→ Objective
In the entries that follow, find the word "បមកដល" and report each line it is on.
________________
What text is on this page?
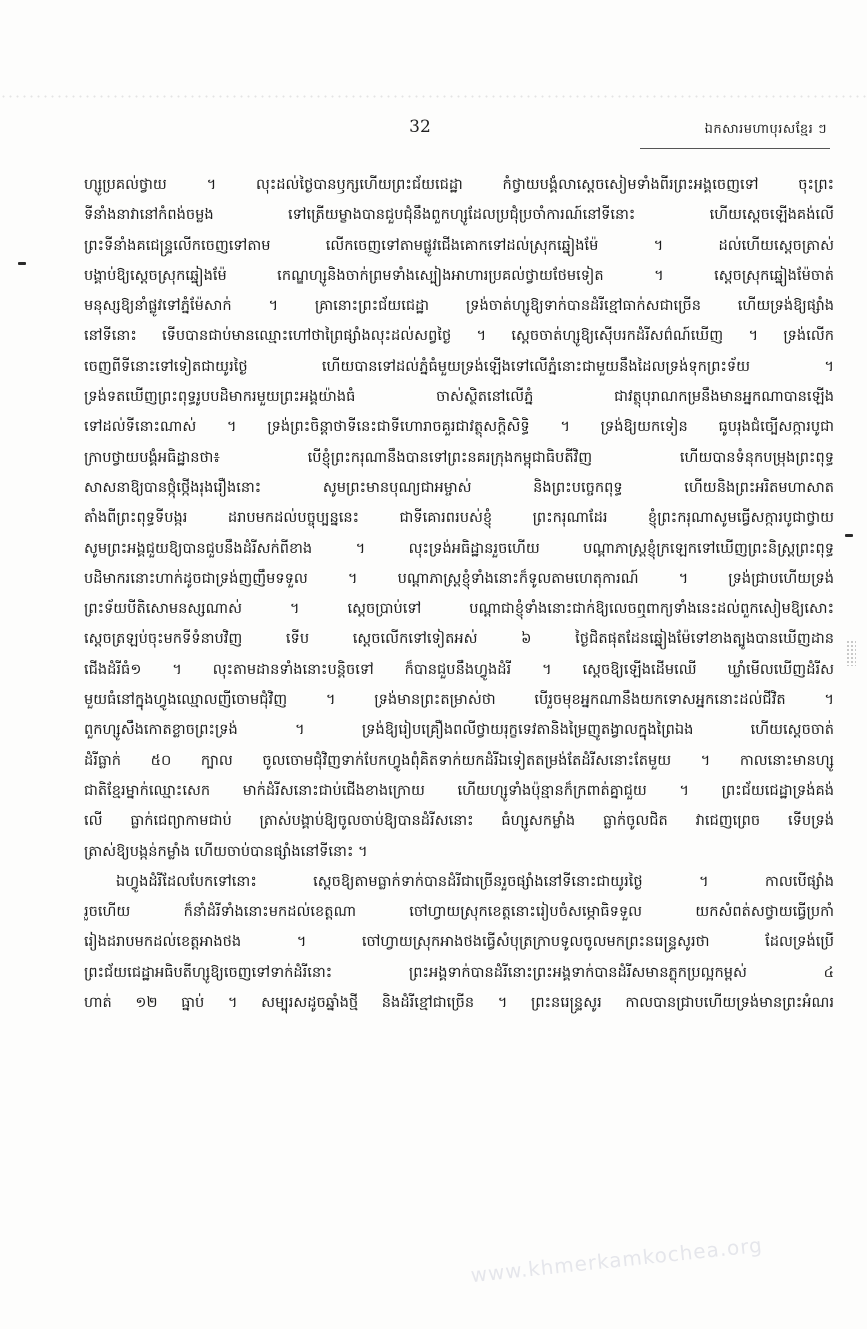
32	ឯកសារមហាបុរសខ្មែរ ៗ
ហ្សូប្រគល់ថ្វាយ ។ លុះដល់ថ្ងៃបានឫក្សហើយព្រះជ័យជេដ្ឋា កំថ្វាយបង្គំលាស្តេចសៀមទាំងពីរព្រះអង្គចេញទៅ ចុះព្រះ
ទីនាំងនាវានៅកំពង់ចម្លង ទៅត្រើយម្ខាងបានជួបជុំនឹងពួកហ្សូដែលប្រជុំប្រចាំការណ៍នៅទីនោះ ហើយស្តេចឡើងគង់លើ
ព្រះទីនាំងគជេន្ទ្រលើកចេញទៅតាម លើកចេញទៅតាមផ្លូវជើងគោកទៅដល់ស្រុកឆ្នៀងម៉ែ ។ ដល់ហើយស្តេចត្រាស់
បង្គាប់ឱ្យស្តេចស្រុកឆ្នៀងម៉ែ កេណ្ឌហ្សូនិងចាក់ព្រមទាំងស្បៀងអាហារប្រគល់ថ្វាយថែមទៀត ។ ស្តេចស្រុកឆ្នៀងម៉ែចាត់
មនុស្សឱ្យនាំផ្លូវទៅភ្នំម៉ែសាក់ ។ គ្រានោះព្រះជ័យជេដ្ឋា ទ្រង់ចាត់ហ្សូឱ្យទាក់បានដំរីខ្មៅធាក់សជាច្រើន ហើយទ្រង់ឱ្យផ្សាំង
នៅទីនោះ ទើបបានជាប់មានឈ្មោះហៅថាព្រៃផ្សាំងលុះដល់សព្វថ្ងៃ ។ ស្តេចចាត់ហ្សូឱ្យស៊ើបរកដំរីសព៌ណ៍ឃើញ ។ ទ្រង់លើក
ចេញពីទីនោះទៅទៀតជាយូរថ្ងៃ ហើយបានទៅដល់ភ្នំធំមួយទ្រង់ឡើងទៅលើភ្នំនោះជាមួយនឹងដៃលទ្រង់ទុកព្រះទ័យ ។
ទ្រង់ទតឃើញព្រះពុទ្ធរូបបដិមាករមួយព្រះអង្គយ៉ាងធំ ចាស់ស្ថិតនៅលើភ្នំ ជាវត្ថុបុរាណកម្រនឹងមានអ្នកណាបានឡើង
ទៅដល់ទីនោះណាស់ ។ ទ្រង់ព្រះចិន្តាថាទីនេះជាទីហោរាចគួរជាវត្ថុសក្តិសិទ្ធិ ។ ទ្រង់ឱ្យយកទៀន ធូបរុងជំច្បើសក្ការបូជា
ក្រាបថ្វាយបង្គំអធិដ្ឋានថា៖ បើខ្ញុំព្រះករុណានឹងបានទៅព្រះនគរក្រុងកម្ពុជាធិបតីវិញ ហើយបានទំនុកបម្រុងព្រះពុទ្ធ
សាសនាឱ្យបានថ្កុំថ្កើងរុងរឿងនោះ សូមព្រះមានបុណ្យជាអម្ចាស់ និងព្រះបច្ចេកពុទ្ធ ហើយនិងព្រះអរិតមហាសាត
តាំងពីព្រះពុទ្ធទីបង្ករ ដរាបមកដល់បច្ចុប្បន្ននេះ ជាទីគោរពរបស់ខ្ញុំ ព្រះករុណាដែរ ខ្ញុំព្រះករុណាសូមធ្វើសក្ការបូជាថ្វាយ
សូមព្រះអង្គជួយឱ្យបានជួបនឹងដំរីសក់ពីខាង ។ លុះទ្រង់អធិដ្ឋានរួចហើយ បណ្តាភាស្ត្រខ្ញុំក្រឡេកទៅឃើញព្រះនិស្ត្រព្រះពុទ្ធ
បដិមាករនោះហាក់ដូចជាទ្រង់ញញឹមទទួល ។ បណ្តាភាស្ត្រខ្ញុំទាំងនោះក៏ទូលតាមហេតុការណ៍ ។ ទ្រង់ជ្រាបហើយទ្រង់
ព្រះទ័យបីតិសោមនស្សណាស់ ។ ស្តេចប្រាប់ទៅ បណ្តាជាខ្ញុំទាំងនោះជាក់ឱ្យលេចឮពាក្យទាំងនេះដល់ពួកសៀមឱ្យសោះ
ស្តេចត្រឡប់ចុះមកទីទំនាបវិញ ទើប ស្តេចលើកទៅទៀតអស់ ៦ ថ្ងៃជិតផុតដែនឆ្នៀងម៉ែទៅខាងត្បូងបានឃើញដាន
ជើងដំរីធំ១ ។ លុះតាមដានទាំងនោះបន្តិចទៅ ក៏បានជួបនឹងហ្វូងដំរី ។ ស្តេចឱ្យឡើងដើមឈើ ឃ្លាំមើលឃើញដំរីស
មួយធំនៅក្នុងហ្វូងឈ្មោលញីចោមជុំវិញ ។ ទ្រង់មានព្រះតម្រាស់ថា បើរួចមុខអ្នកណានឹងយកទោសអ្នកនោះដល់ជីវិត ។
ពួកហ្សូសឹងកោតខ្លាចព្រះទ្រង់ ។ ទ្រង់ឱ្យរៀបគ្រឿងពលីថ្វាយរុក្ខទេវតានិងម្រៃញូតង្វាលក្នុងព្រៃឯង ហើយស្តេចចាត់
ដំរីធ្លាក់ ៥០ ក្បាល ចូលចោមជុំវិញទាក់បែកហ្វូងពុំគិតទាក់យកដំរីឯទៀតតម្រង់តែដំរីសនោះតែមួយ ។ កាលនោះមានហ្សូ
ជាតិខ្មែរម្នាក់ឈ្មោះសេក មាក់ដំរីសនោះជាប់ជើងខាងក្រោយ ហើយហ្សូទាំងប៉ុន្មានក៏ក្រពាត់គ្នាជួយ ។ ព្រះជ័យជេដ្ឋាទ្រង់គង់
លើ ធ្លាក់ជេព្យាកាមជាប់ ត្រាស់បង្គាប់ឱ្យចូលចាប់ឱ្យបានដំរីសនោះ ធំហ្សូសកម្លាំង ធ្លាក់ចូលជិត វាជេញព្រេច ទើបទ្រង់
ត្រាស់ឱ្យបង្កន់កម្លាំង ហើយចាប់បានផ្សាំងនៅទីនោះ ។
ឯហ្វូងដំរីដែលបែកទៅនោះ ស្តេចឱ្យតាមធ្លាក់ទាក់បានដំរីជាច្រើនរួចផ្សាំងនៅទីនោះជាយូរថ្ងៃ ។ កាលបើផ្សាំង
រួចហើយ ក៏នាំដំរីទាំងនោះមកដល់ខេត្តណា ចៅហ្វាយស្រុកខេត្តនោះរៀបចំសម្ភោធិទទួល យកសំពត់សថ្វាយធ្វើប្រកាំ
រៀងដរាបមកដល់ខេត្តអាងថង ។ ចៅហ្វាយស្រុកអាងថងធ្វើសំបុត្រក្រាបទូលចូលមកព្រះនរេន្ទ្រសូរថា ដែលទ្រង់ប្រើ
ព្រះជ័យជេដ្ឋាអធិបតីហ្សូឱ្យចេញទៅទាក់ដំរីនោះ ព្រះអង្គទាក់បានដំរីនោះព្រះអង្គទាក់បានដំរីសមានភ្លុកប្រល្អកម្ពស់ ៤
ហាត់ ១២ ធ្នាប់ ។ សម្បុរសដូចឆ្នាំងថ្មី និងដំរីខ្មៅជាច្រើន ។ ព្រះនរេន្ទ្រសូរ កាលបានជ្រាបហើយទ្រង់មានព្រះអំណរ
www.khmerkamkochea.org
________________
→ Solution for this problem
តាំងពីព្រះពុទ្ធទីបង្ករ ដរាបមកដល់បច្ចុប្បន្ននេះ ជាទីគោរពរបស់ខ្ញុំ ព្រះករុណាដែរ ខ្ញុំព្រះករុណាសូមធ្វើសក្ការបូជាថ្វាយ
រៀងដរាបមកដល់ខេត្តអាងថង ។ ចៅហ្វាយស្រុកអាងថងធ្វើសំបុត្រក្រាបទូលចូលមកព្រះនរេន្ទ្រសូរថា ដែលទ្រង់ប្រើ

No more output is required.